[Dataset rows]

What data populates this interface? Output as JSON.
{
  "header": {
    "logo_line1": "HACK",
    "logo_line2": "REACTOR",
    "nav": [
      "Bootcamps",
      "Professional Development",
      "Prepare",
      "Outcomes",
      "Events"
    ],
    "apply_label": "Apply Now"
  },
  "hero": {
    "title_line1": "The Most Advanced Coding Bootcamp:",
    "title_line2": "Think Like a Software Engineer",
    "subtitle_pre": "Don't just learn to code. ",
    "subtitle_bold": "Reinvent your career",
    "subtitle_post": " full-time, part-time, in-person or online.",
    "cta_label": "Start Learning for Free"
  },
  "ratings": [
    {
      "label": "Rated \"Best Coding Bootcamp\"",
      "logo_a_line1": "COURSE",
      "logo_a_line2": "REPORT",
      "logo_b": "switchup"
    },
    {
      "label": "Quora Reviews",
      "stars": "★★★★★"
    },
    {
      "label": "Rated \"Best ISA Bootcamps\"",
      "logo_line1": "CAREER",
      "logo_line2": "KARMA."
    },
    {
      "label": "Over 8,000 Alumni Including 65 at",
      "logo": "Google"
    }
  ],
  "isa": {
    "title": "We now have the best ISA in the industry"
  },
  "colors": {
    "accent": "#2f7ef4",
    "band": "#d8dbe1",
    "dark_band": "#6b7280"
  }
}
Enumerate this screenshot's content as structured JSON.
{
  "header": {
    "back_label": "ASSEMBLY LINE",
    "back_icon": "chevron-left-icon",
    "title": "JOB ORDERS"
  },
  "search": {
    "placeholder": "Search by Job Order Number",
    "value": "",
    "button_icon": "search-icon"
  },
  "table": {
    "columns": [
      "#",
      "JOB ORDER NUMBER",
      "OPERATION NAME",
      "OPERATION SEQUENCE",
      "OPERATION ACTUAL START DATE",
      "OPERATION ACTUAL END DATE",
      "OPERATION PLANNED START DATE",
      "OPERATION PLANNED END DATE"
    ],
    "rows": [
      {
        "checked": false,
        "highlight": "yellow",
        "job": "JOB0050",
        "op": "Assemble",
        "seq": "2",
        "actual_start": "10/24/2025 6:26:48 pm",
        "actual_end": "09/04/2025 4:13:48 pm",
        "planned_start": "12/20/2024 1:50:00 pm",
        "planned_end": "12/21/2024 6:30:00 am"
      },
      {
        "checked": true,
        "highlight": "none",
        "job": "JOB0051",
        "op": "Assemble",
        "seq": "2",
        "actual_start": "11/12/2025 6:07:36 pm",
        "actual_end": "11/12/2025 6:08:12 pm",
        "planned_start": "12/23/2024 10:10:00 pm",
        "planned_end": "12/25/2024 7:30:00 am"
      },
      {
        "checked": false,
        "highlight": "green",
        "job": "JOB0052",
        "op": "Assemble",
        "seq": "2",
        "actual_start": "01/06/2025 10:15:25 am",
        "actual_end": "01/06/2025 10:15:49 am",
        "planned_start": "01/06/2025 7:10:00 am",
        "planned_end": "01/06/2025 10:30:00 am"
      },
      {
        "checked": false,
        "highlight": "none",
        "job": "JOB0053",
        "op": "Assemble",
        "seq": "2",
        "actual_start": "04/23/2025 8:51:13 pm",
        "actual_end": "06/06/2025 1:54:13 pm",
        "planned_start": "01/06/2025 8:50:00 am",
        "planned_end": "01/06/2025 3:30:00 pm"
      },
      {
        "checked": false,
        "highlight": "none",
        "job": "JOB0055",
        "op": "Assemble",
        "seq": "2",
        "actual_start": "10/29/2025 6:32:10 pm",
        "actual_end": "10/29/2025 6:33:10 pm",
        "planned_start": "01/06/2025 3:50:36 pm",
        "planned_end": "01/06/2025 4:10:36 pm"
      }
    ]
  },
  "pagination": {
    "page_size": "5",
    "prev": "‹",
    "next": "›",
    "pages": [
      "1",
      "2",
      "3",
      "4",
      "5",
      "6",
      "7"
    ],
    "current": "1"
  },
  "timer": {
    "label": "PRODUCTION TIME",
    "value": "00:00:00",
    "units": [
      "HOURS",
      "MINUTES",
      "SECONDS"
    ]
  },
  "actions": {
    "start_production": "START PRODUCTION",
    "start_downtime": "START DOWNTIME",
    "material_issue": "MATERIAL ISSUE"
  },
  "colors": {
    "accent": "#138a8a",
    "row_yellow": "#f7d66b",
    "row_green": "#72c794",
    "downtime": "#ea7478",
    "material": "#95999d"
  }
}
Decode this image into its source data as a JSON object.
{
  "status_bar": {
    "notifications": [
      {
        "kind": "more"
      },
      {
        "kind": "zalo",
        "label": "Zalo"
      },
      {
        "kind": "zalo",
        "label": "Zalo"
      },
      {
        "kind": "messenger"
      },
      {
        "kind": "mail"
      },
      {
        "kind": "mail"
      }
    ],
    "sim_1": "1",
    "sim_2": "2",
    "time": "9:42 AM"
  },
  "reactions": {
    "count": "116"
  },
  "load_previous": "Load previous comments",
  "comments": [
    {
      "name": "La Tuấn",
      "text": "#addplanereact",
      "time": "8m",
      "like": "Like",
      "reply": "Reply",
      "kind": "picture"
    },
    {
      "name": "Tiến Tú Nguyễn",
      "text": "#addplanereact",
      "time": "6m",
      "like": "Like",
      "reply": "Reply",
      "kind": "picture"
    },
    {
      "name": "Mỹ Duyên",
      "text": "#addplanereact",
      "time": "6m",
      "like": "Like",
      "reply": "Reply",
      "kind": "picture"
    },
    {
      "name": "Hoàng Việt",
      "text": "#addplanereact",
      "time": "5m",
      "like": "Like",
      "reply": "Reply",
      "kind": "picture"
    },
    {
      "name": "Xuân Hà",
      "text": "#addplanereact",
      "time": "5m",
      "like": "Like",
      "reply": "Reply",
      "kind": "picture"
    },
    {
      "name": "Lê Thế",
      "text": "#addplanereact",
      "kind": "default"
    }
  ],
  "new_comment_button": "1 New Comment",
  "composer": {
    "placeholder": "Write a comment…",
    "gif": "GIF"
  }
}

= What this task involves =
Transcribe all of the material exactly. Omit nothing.

= Expected answer =
What data populates this interface? Output as JSON.
{
  "header": {
    "logo_line1": "HACK",
    "logo_line2": "REACTOR",
    "nav": [
      "Bootcamps",
      "Professional Development",
      "Prepare",
      "Outcomes",
      "Events"
    ],
    "apply_label": "Apply Now"
  },
  "hero": {
    "title_line1": "The Most Advanced Coding Bootcamp:",
    "title_line2": "Think Like a Software Engineer",
    "subtitle_pre": "Don't just learn to code. ",
    "subtitle_bold": "Reinvent your career",
    "subtitle_post": " full-time, part-time, in-person or online.",
    "cta_label": "Start Learning for Free"
  },
  "ratings": [
    {
      "label": "Rated \"Best Coding Bootcamp\"",
      "logo_a_line1": "COURSE",
      "logo_a_line2": "REPORT",
      "logo_b": "switchup"
    },
    {
      "label": "Quora Reviews",
      "stars": "★★★★★"
    },
    {
      "label": "Rated \"Best ISA Bootcamps\"",
      "logo_line1": "CAREER",
      "logo_line2": "KARMA."
    },
    {
      "label": "Over 8,000 Alumni Including 65 at",
      "logo": "Google"
    }
  ],
  "isa": {
    "title": "We now have the best ISA in the industry"
  },
  "colors": {
    "accent": "#2f7ef4",
    "band": "#d8dbe1",
    "dark_band": "#6b7280"
  }
}
Enumerate this screenshot's content as structured JSON.
{
  "header": {
    "back_label": "ASSEMBLY LINE",
    "back_icon": "chevron-left-icon",
    "title": "JOB ORDERS"
  },
  "search": {
    "placeholder": "Search by Job Order Number",
    "value": "",
    "button_icon": "search-icon"
  },
  "table": {
    "columns": [
      "#",
      "JOB ORDER NUMBER",
      "OPERATION NAME",
      "OPERATION SEQUENCE",
      "OPERATION ACTUAL START DATE",
      "OPERATION ACTUAL END DATE",
      "OPERATION PLANNED START DATE",
      "OPERATION PLANNED END DATE"
    ],
    "rows": [
      {
        "checked": false,
        "highlight": "yellow",
        "job": "JOB0050",
        "op": "Assemble",
        "seq": "2",
        "actual_start": "10/24/2025 6:26:48 pm",
        "actual_end": "09/04/2025 4:13:48 pm",
        "planned_start": "12/20/2024 1:50:00 pm",
        "planned_end": "12/21/2024 6:30:00 am"
      },
      {
        "checked": true,
        "highlight": "none",
        "job": "JOB0051",
        "op": "Assemble",
        "seq": "2",
        "actual_start": "11/12/2025 6:07:36 pm",
        "actual_end": "11/12/2025 6:08:12 pm",
        "planned_start": "12/23/2024 10:10:00 pm",
        "planned_end": "12/25/2024 7:30:00 am"
      },
      {
        "checked": false,
        "highlight": "green",
        "job": "JOB0052",
        "op": "Assemble",
        "seq": "2",
        "actual_start": "01/06/2025 10:15:25 am",
        "actual_end": "01/06/2025 10:15:49 am",
        "planned_start": "01/06/2025 7:10:00 am",
        "planned_end": "01/06/2025 10:30:00 am"
      },
      {
        "checked": false,
        "highlight": "none",
        "job": "JOB0053",
        "op": "Assemble",
        "seq": "2",
        "actual_start": "04/23/2025 8:51:13 pm",
        "actual_end": "06/06/2025 1:54:13 pm",
        "planned_start": "01/06/2025 8:50:00 am",
        "planned_end": "01/06/2025 3:30:00 pm"
      },
      {
        "checked": false,
        "highlight": "none",
        "job": "JOB0055",
        "op": "Assemble",
        "seq": "2",
        "actual_start": "10/29/2025 6:32:10 pm",
        "actual_end": "10/29/2025 6:33:10 pm",
        "planned_start": "01/06/2025 3:50:36 pm",
        "planned_end": "01/06/2025 4:10:36 pm"
      }
    ]
  },
  "pagination": {
    "page_size": "5",
    "prev": "‹",
    "next": "›",
    "pages": [
      "1",
      "2",
      "3",
      "4",
      "5",
      "6",
      "7"
    ],
    "current": "1"
  },
  "timer": {
    "label": "PRODUCTION TIME",
    "value": "00:00:00",
    "units": [
      "HOURS",
      "MINUTES",
      "SECONDS"
    ]
  },
  "actions": {
    "start_production": "START PRODUCTION",
    "start_downtime": "START DOWNTIME",
    "material_issue": "MATERIAL ISSUE"
  },
  "colors": {
    "accent": "#138a8a",
    "row_yellow": "#f7d66b",
    "row_green": "#72c794",
    "downtime": "#ea7478",
    "material": "#95999d"
  }
}
Decode this image into its source data as a JSON object.
{
  "status_bar": {
    "notifications": [
      {
        "kind": "more"
      },
      {
        "kind": "zalo",
        "label": "Zalo"
      },
      {
        "kind": "zalo",
        "label": "Zalo"
      },
      {
        "kind": "messenger"
      },
      {
        "kind": "mail"
      },
      {
        "kind": "mail"
      }
    ],
    "sim_1": "1",
    "sim_2": "2",
    "time": "9:42 AM"
  },
  "reactions": {
    "count": "116"
  },
  "load_previous": "Load previous comments",
  "comments": [
    {
      "name": "La Tuấn",
      "text": "#addplanereact",
      "time": "8m",
      "like": "Like",
      "reply": "Reply",
      "kind": "picture"
    },
    {
      "name": "Tiến Tú Nguyễn",
      "text": "#addplanereact",
      "time": "6m",
      "like": "Like",
      "reply": "Reply",
      "kind": "picture"
    },
    {
      "name": "Mỹ Duyên",
      "text": "#addplanereact",
      "time": "6m",
      "like": "Like",
      "reply": "Reply",
      "kind": "picture"
    },
    {
      "name": "Hoàng Việt",
      "text": "#addplanereact",
      "time": "5m",
      "like": "Like",
      "reply": "Reply",
      "kind": "picture"
    },
    {
      "name": "Xuân Hà",
      "text": "#addplanereact",
      "time": "5m",
      "like": "Like",
      "reply": "Reply",
      "kind": "picture"
    },
    {
      "name": "Lê Thế",
      "text": "#addplanereact",
      "kind": "default"
    }
  ],
  "new_comment_button": "1 New Comment",
  "composer": {
    "placeholder": "Write a comment…",
    "gif": "GIF"
  }
}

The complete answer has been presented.